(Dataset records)
# # #
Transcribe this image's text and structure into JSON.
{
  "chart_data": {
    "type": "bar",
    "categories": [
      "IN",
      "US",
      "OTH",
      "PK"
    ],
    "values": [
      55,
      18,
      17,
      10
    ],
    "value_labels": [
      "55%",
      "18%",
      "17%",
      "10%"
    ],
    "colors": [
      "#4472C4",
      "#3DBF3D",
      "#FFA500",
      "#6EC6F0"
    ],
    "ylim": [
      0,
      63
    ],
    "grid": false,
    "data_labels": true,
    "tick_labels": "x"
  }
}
# # #
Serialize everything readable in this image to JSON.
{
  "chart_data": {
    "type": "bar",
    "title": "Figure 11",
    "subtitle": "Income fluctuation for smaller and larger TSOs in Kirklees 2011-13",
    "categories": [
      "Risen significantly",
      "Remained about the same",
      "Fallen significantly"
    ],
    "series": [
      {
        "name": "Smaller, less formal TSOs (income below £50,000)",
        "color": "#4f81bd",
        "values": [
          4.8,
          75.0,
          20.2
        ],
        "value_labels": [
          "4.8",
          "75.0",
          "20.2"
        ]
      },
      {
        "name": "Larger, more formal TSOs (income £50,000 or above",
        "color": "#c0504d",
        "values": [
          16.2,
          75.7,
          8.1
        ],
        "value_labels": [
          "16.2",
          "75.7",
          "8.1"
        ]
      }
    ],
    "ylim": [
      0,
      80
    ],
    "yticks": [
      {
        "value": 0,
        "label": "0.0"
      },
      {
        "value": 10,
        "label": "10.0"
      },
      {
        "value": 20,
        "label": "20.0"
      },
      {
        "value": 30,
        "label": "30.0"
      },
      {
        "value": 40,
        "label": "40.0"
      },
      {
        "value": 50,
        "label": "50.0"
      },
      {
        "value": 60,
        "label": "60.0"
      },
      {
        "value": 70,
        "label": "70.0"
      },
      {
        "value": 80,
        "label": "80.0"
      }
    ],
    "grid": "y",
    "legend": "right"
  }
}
# # #
Exercise goal: Out of the material above, select every line that holds the string "TSOs".

Answer:
    "subtitle": "Income fluctuation for smaller and larger TSOs in Kirklees 2011-13",
        "name": "Smaller, less formal TSOs (income below £50,000)",
        "name": "Larger, more formal TSOs (income £50,000 or above",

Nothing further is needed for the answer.